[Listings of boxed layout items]
▬▬▬▬▬▬▬▬▬▬

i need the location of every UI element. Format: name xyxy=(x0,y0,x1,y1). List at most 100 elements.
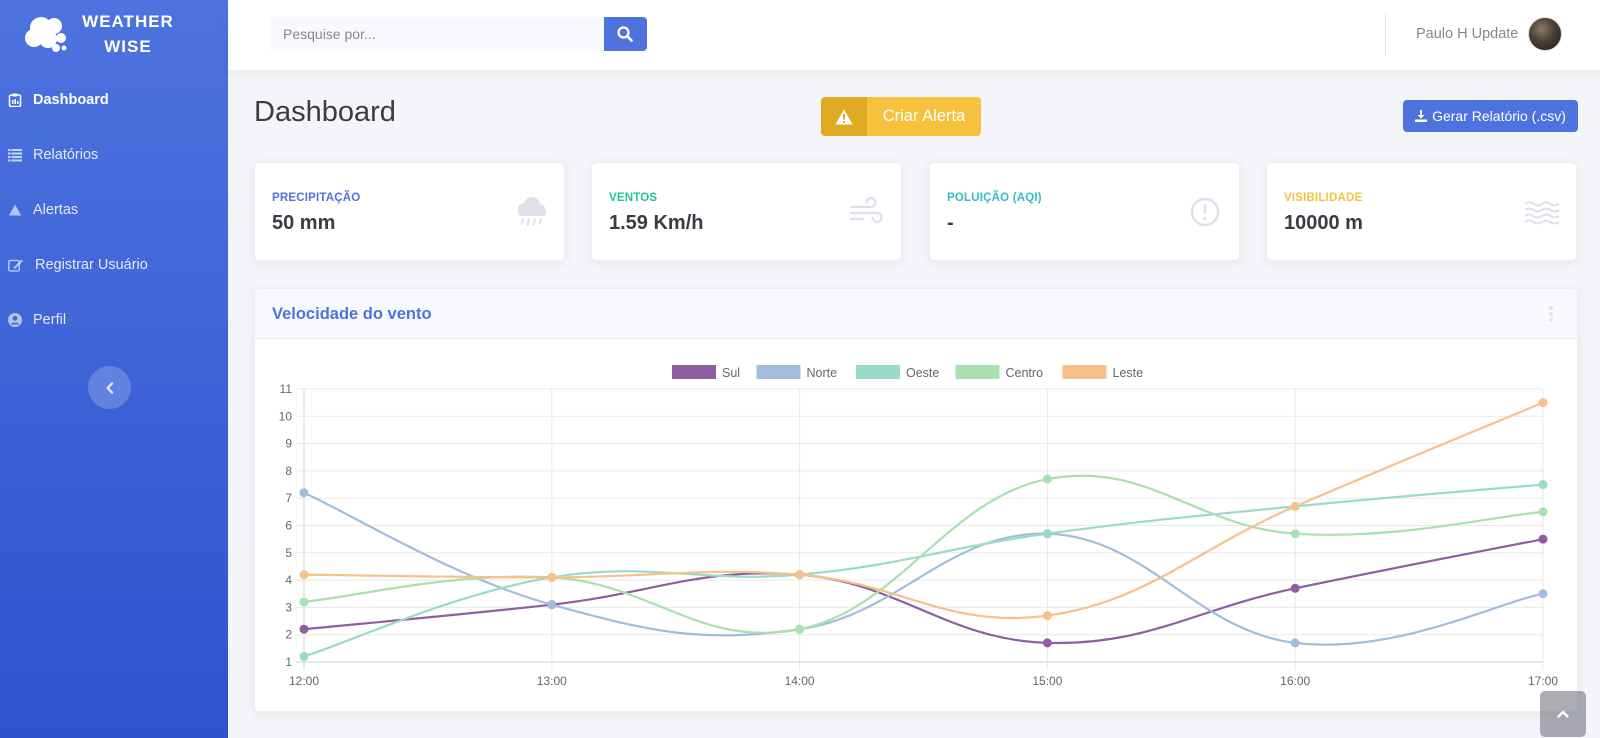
card-value: - xyxy=(947,212,954,234)
legend-swatch-norte xyxy=(756,365,801,379)
x-tick-label: 15:00 xyxy=(1032,674,1062,688)
sidebar-item-label: Perfil xyxy=(33,312,67,328)
sidebar-item-label: Relatórios xyxy=(33,147,99,163)
card-label: POLUIÇÃO (AQI) xyxy=(947,192,1042,204)
search-icon xyxy=(617,26,634,42)
chevron-left-icon xyxy=(105,381,113,394)
data-point-oeste xyxy=(299,652,309,662)
y-tick-label: 5 xyxy=(285,546,292,560)
y-tick-label: 2 xyxy=(285,628,292,642)
y-tick-label: 3 xyxy=(285,600,292,614)
warning-icon xyxy=(8,204,22,216)
card-value: 50 mm xyxy=(272,212,336,234)
list-icon xyxy=(8,149,22,162)
sidebar-item-label: Registrar Usuário xyxy=(35,257,148,273)
scroll-to-top-button[interactable] xyxy=(1540,691,1586,737)
series-line-norte xyxy=(303,491,1544,646)
stat-card-poluicao: POLUIÇÃO (AQI) - xyxy=(929,162,1240,261)
sidebar-item-label: Alertas xyxy=(33,202,79,218)
create-alert-label: Criar Alerta xyxy=(867,97,981,136)
card-label: VENTOS xyxy=(609,192,658,204)
data-point-leste xyxy=(795,570,805,580)
data-point-sul xyxy=(1290,583,1300,593)
wind-icon xyxy=(849,196,883,224)
search-form xyxy=(270,17,647,51)
wind-speed-line-chart: 1 2 3 4 5 6 7 8 9 10 11 12:00 13:00 14:00 15:00 16:00 17… xyxy=(279,365,1558,688)
sidebar-item-perfil[interactable]: Perfil xyxy=(0,300,228,340)
y-tick-label: 11 xyxy=(280,382,293,396)
legend-swatch-centro xyxy=(955,365,1000,379)
y-tick-label: 1 xyxy=(285,655,292,669)
series-line-oeste xyxy=(303,483,1544,658)
data-point-centro xyxy=(1290,529,1300,539)
sidebar: WEATHER WISE Dashboard Relatórios Alerta… xyxy=(0,0,228,738)
create-alert-button[interactable]: Criar Alerta xyxy=(821,97,981,136)
legend-label-leste: Leste xyxy=(1113,366,1144,380)
data-point-centro xyxy=(299,597,309,607)
data-point-norte xyxy=(1290,638,1300,648)
legend-label-sul: Sul xyxy=(722,366,740,380)
series-line-leste xyxy=(303,401,1544,620)
data-point-sul xyxy=(1538,534,1548,544)
search-input[interactable] xyxy=(270,17,604,51)
data-point-sul xyxy=(299,624,309,634)
clipboard-icon xyxy=(8,93,22,107)
card-label: PRECIPITAÇÃO xyxy=(272,192,361,204)
legend-label-norte: Norte xyxy=(807,366,838,380)
sidebar-item-registrar-usuario[interactable]: Registrar Usuário xyxy=(0,245,228,285)
sidebar-item-alertas[interactable]: Alertas xyxy=(0,190,228,230)
legend-swatch-sul xyxy=(672,365,716,379)
x-tick-label: 16:00 xyxy=(1280,674,1310,688)
data-point-leste xyxy=(1290,501,1300,511)
data-point-centro xyxy=(1042,474,1052,484)
data-point-leste xyxy=(1538,398,1548,408)
data-point-norte xyxy=(547,600,557,610)
x-tick-label: 17:00 xyxy=(1528,674,1558,688)
x-tick-label: 12:00 xyxy=(289,674,319,688)
data-point-leste xyxy=(1042,611,1052,621)
stat-card-ventos: VENTOS 1.59 Km/h xyxy=(591,162,902,261)
water-icon xyxy=(1524,201,1560,225)
brand-line-2: WISE xyxy=(104,37,152,56)
cloud-rain-icon xyxy=(518,197,546,226)
data-point-sul xyxy=(1042,638,1052,648)
page-title: Dashboard xyxy=(254,96,396,128)
topbar: Paulo H Update xyxy=(228,0,1600,70)
sidebar-item-label: Dashboard xyxy=(33,92,109,108)
user-name: Paulo H Update xyxy=(1416,26,1519,42)
generate-report-label: Gerar Relatório (.csv) xyxy=(1432,108,1566,124)
data-point-centro xyxy=(1538,507,1548,517)
legend-swatch-oeste xyxy=(856,365,900,379)
user-menu[interactable]: Paulo H Update xyxy=(1416,17,1563,51)
wind-speed-chart-card: Velocidade do vento 1 2 3 4 5 6 7 8 9 10 11 12:00 13… xyxy=(254,288,1578,712)
x-tick-label: 13:00 xyxy=(537,674,567,688)
exclamation-circle-icon xyxy=(1190,197,1220,227)
y-tick-label: 7 xyxy=(285,491,292,505)
data-point-oeste xyxy=(1042,529,1052,539)
series-line-centro xyxy=(303,474,1544,634)
sidebar-item-relatorios[interactable]: Relatórios xyxy=(0,135,228,175)
stat-card-visibilidade: VISIBILIDADE 10000 m xyxy=(1266,162,1577,261)
legend-label-centro: Centro xyxy=(1006,366,1044,380)
generate-report-button[interactable]: Gerar Relatório (.csv) xyxy=(1403,100,1578,132)
brand[interactable]: WEATHER WISE xyxy=(0,0,228,70)
warning-icon xyxy=(835,109,853,124)
data-point-centro xyxy=(795,624,805,634)
data-point-norte xyxy=(1538,589,1548,599)
brand-line-1: WEATHER xyxy=(82,12,174,31)
data-point-leste xyxy=(299,570,309,580)
data-point-leste xyxy=(547,572,557,582)
card-value: 1.59 Km/h xyxy=(609,212,704,234)
sidebar-toggle-button[interactable] xyxy=(88,366,131,409)
cloud-logo-icon xyxy=(25,17,67,52)
stat-card-precipitacao: PRECIPITAÇÃO 50 mm xyxy=(254,162,565,261)
user-circle-icon xyxy=(8,313,22,327)
card-value: 10000 m xyxy=(1284,212,1363,234)
x-tick-label: 14:00 xyxy=(785,674,815,688)
chevron-up-icon xyxy=(1557,710,1569,718)
search-button[interactable] xyxy=(603,17,647,51)
y-tick-label: 10 xyxy=(279,409,293,423)
avatar xyxy=(1528,17,1563,51)
sidebar-item-dashboard[interactable]: Dashboard xyxy=(0,80,228,120)
y-tick-label: 4 xyxy=(285,573,292,587)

▬▬▬▬▬▬▬▬▬▬

_Set task_: Write out the lines unchanged, beginning with the line that contains "card-value: - xyxy=(947,212,954,234)" and ending after the line that contains "wind-icon xyxy=(849,196,883,224)".

_Exercise result_:
card-value: - xyxy=(947,212,954,234)
legend-swatch-norte xyxy=(756,365,801,379)
x-tick-label: 15:00 xyxy=(1032,674,1062,688)
sidebar-item-label: Perfil xyxy=(33,312,67,328)
sidebar-item-label: Relatórios xyxy=(33,147,99,163)
card-label: POLUIÇÃO (AQI) xyxy=(947,192,1042,204)
search-icon xyxy=(617,26,634,42)
chevron-left-icon xyxy=(105,381,113,394)
data-point-oeste xyxy=(299,652,309,662)
y-tick-label: 5 xyxy=(285,546,292,560)
y-tick-label: 2 xyxy=(285,628,292,642)
y-tick-label: 3 xyxy=(285,600,292,614)
warning-icon xyxy=(8,204,22,216)
card-value: 50 mm xyxy=(272,212,336,234)
list-icon xyxy=(8,149,22,162)
sidebar-item-label: Registrar Usuário xyxy=(35,257,148,273)
scroll-to-top-button[interactable] xyxy=(1540,691,1586,737)
series-line-norte xyxy=(303,491,1544,646)
stat-card-poluicao: POLUIÇÃO (AQI) - xyxy=(929,162,1240,261)
sidebar-item-label: Alertas xyxy=(33,202,79,218)
create-alert-label: Criar Alerta xyxy=(867,97,981,136)
card-label: VENTOS xyxy=(609,192,658,204)
data-point-leste xyxy=(795,570,805,580)
data-point-sul xyxy=(1290,583,1300,593)
wind-icon xyxy=(849,196,883,224)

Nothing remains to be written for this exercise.